— Exercise brief —
Only the pictures are omitted; repeat all other data exactly.

— Source data —
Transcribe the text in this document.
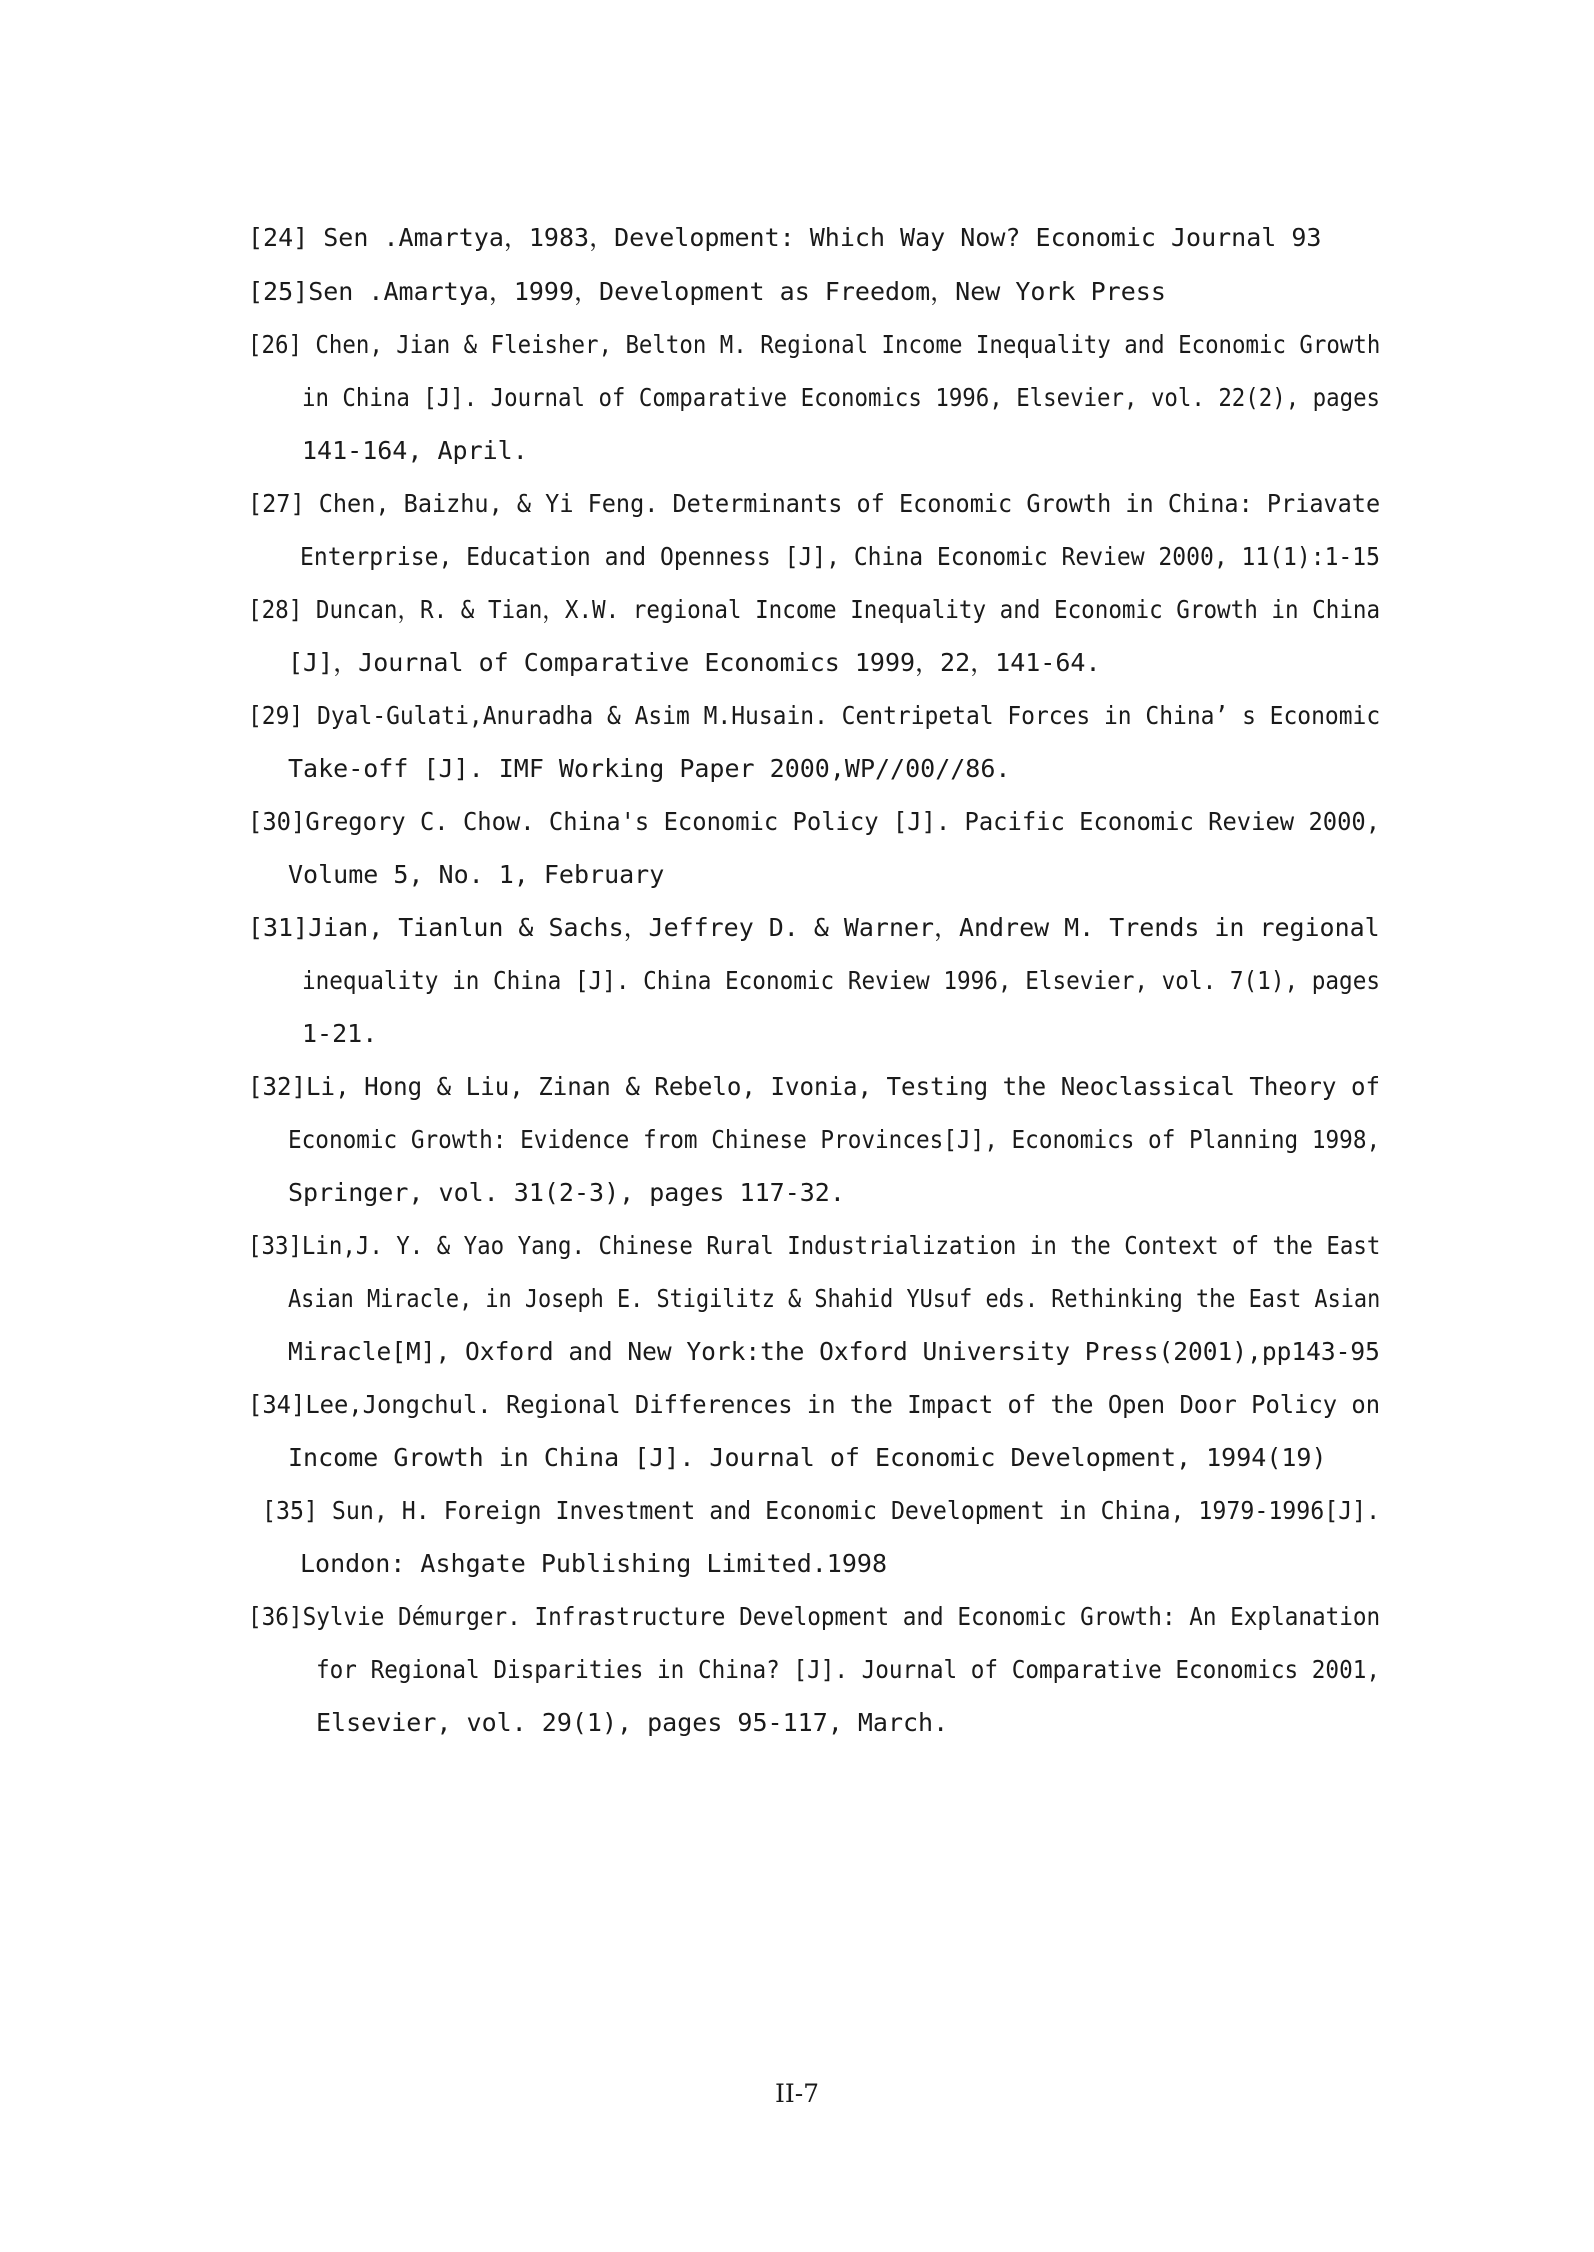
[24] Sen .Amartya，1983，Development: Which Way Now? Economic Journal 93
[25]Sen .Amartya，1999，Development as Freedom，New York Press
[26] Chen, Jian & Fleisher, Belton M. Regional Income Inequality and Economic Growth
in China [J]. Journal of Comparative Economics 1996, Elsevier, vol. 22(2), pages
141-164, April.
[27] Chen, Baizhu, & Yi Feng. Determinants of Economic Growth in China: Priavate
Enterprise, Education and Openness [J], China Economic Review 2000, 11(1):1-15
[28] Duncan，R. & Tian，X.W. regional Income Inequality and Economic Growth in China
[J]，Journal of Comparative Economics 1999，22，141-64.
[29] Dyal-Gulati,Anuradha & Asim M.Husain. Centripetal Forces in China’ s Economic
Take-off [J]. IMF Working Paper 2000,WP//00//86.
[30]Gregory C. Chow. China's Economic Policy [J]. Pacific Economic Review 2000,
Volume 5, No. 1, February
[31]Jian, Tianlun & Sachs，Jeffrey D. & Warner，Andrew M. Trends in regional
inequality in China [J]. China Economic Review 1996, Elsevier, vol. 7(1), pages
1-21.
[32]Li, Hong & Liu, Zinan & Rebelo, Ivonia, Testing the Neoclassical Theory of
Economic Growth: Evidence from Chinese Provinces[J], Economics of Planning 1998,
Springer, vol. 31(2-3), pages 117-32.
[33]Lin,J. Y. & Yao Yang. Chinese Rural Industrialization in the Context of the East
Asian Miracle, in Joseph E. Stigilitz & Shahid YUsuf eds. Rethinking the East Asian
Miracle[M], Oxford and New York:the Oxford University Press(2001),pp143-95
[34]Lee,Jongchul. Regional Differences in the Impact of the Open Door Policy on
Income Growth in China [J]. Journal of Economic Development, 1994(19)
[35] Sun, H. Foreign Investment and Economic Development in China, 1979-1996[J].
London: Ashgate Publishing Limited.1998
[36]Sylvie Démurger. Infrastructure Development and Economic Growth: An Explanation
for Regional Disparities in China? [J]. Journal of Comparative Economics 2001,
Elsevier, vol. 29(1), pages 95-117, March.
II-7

— Written reply —
Transcribe the text in this document.
[24] Sen .Amartya，1983，Development: Which Way Now? Economic Journal 93
[25]Sen .Amartya，1999，Development as Freedom，New York Press
[26] Chen, Jian & Fleisher, Belton M. Regional Income Inequality and Economic Growth
in China [J]. Journal of Comparative Economics 1996, Elsevier, vol. 22(2), pages
141-164, April.
[27] Chen, Baizhu, & Yi Feng. Determinants of Economic Growth in China: Priavate
Enterprise, Education and Openness [J], China Economic Review 2000, 11(1):1-15
[28] Duncan，R. & Tian，X.W. regional Income Inequality and Economic Growth in China
[J]，Journal of Comparative Economics 1999，22，141-64.
[29] Dyal-Gulati,Anuradha & Asim M.Husain. Centripetal Forces in China’ s Economic
Take-off [J]. IMF Working Paper 2000,WP//00//86.
[30]Gregory C. Chow. China's Economic Policy [J]. Pacific Economic Review 2000,
Volume 5, No. 1, February
[31]Jian, Tianlun & Sachs，Jeffrey D. & Warner，Andrew M. Trends in regional
inequality in China [J]. China Economic Review 1996, Elsevier, vol. 7(1), pages
1-21.
[32]Li, Hong & Liu, Zinan & Rebelo, Ivonia, Testing the Neoclassical Theory of
Economic Growth: Evidence from Chinese Provinces[J], Economics of Planning 1998,
Springer, vol. 31(2-3), pages 117-32.
[33]Lin,J. Y. & Yao Yang. Chinese Rural Industrialization in the Context of the East
Asian Miracle, in Joseph E. Stigilitz & Shahid YUsuf eds. Rethinking the East Asian
Miracle[M], Oxford and New York:the Oxford University Press(2001),pp143-95
[34]Lee,Jongchul. Regional Differences in the Impact of the Open Door Policy on
Income Growth in China [J]. Journal of Economic Development, 1994(19)
[35] Sun, H. Foreign Investment and Economic Development in China, 1979-1996[J].
London: Ashgate Publishing Limited.1998
[36]Sylvie Démurger. Infrastructure Development and Economic Growth: An Explanation
for Regional Disparities in China? [J]. Journal of Comparative Economics 2001,
Elsevier, vol. 29(1), pages 95-117, March.
II-7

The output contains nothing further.